- _SET EXERCISE_
For the data below, work out how many lines contain the word "partidos" and supply only that number.

Data entries for graphics
━━━
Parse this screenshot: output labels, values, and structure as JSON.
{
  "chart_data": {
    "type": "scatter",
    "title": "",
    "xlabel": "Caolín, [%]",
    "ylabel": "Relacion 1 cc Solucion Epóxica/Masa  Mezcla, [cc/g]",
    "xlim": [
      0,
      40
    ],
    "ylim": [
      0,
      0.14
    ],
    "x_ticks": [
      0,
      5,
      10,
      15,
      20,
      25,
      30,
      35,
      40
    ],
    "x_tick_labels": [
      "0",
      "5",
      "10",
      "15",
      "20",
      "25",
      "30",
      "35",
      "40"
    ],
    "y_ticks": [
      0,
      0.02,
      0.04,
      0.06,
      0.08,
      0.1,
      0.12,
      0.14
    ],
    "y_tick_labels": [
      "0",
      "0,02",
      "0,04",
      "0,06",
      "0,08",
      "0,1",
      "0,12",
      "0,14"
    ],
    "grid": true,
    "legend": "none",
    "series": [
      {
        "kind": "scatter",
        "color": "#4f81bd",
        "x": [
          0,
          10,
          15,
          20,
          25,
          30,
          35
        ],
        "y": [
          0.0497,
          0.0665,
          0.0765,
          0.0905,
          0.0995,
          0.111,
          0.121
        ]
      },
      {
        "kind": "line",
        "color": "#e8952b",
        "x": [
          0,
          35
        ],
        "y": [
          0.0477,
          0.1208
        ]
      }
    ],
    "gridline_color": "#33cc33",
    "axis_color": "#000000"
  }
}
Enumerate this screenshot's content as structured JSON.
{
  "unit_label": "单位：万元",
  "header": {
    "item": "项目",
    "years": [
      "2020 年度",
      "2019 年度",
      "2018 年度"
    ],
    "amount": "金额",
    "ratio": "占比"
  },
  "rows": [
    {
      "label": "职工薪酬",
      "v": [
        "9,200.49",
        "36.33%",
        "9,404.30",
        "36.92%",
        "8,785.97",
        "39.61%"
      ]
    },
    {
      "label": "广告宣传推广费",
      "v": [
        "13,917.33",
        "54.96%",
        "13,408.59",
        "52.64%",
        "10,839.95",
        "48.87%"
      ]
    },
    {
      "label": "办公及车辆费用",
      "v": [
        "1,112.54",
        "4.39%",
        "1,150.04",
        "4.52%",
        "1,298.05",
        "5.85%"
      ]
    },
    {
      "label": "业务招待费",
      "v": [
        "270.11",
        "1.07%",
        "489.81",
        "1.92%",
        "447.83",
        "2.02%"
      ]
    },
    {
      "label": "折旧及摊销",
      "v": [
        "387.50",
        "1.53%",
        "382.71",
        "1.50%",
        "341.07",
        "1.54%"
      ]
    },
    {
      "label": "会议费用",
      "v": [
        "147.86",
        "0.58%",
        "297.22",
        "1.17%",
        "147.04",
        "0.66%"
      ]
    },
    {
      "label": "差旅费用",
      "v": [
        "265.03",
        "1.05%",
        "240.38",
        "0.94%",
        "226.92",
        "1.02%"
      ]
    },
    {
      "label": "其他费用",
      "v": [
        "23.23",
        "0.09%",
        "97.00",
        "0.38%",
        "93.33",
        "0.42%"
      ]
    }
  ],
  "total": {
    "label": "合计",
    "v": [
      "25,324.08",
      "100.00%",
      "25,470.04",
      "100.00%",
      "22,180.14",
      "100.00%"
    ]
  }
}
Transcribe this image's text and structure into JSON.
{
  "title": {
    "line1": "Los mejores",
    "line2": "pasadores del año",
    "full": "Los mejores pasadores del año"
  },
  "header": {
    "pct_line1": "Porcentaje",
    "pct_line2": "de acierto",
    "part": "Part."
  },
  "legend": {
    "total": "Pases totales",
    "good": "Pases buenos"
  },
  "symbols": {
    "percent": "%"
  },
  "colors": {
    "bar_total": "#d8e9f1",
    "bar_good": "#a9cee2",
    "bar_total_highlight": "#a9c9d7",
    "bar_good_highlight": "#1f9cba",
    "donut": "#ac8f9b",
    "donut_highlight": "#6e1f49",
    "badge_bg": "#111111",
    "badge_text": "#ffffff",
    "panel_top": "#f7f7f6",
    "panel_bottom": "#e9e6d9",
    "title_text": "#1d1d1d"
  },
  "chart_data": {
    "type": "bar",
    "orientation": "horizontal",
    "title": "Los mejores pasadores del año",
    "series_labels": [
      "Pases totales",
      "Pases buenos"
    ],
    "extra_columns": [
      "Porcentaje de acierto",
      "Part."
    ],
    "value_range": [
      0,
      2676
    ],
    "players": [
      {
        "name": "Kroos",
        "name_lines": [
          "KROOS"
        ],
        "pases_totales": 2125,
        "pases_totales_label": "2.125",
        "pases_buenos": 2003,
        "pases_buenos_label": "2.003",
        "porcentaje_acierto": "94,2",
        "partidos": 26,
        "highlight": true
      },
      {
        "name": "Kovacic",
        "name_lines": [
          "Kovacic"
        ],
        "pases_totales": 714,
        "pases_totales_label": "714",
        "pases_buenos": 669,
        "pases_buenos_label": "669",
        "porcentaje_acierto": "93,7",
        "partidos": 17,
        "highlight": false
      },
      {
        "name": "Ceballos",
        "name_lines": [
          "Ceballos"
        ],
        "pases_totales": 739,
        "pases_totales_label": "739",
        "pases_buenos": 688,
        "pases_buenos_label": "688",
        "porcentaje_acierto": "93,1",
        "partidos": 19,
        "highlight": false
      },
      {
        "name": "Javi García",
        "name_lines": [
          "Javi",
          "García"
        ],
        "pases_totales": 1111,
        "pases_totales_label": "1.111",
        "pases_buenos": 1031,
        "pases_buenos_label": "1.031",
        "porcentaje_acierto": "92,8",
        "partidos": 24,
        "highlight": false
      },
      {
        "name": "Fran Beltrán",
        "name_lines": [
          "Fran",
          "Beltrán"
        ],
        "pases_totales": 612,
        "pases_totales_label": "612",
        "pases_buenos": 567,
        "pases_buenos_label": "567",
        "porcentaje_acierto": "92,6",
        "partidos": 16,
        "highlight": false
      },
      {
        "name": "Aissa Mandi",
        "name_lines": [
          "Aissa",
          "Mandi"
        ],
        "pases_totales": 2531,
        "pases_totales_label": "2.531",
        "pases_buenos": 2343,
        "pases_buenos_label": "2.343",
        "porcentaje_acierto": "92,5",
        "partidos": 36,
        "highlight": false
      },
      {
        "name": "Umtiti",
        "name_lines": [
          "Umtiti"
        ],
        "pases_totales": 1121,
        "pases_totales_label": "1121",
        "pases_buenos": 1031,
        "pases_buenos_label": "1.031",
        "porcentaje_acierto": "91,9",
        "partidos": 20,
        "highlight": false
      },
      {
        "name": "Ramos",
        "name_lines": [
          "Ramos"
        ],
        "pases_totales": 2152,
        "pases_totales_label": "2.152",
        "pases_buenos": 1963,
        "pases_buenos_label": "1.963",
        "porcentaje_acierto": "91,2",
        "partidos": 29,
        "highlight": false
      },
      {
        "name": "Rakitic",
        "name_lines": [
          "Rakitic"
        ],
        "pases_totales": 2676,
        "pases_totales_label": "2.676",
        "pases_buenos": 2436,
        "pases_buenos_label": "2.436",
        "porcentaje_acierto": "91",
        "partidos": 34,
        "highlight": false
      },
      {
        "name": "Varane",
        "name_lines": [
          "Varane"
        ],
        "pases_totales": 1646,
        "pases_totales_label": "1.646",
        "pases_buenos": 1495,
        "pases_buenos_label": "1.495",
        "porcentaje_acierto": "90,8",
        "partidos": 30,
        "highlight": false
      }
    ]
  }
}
━━━
- _SOLUTION TO THIS TASK_
10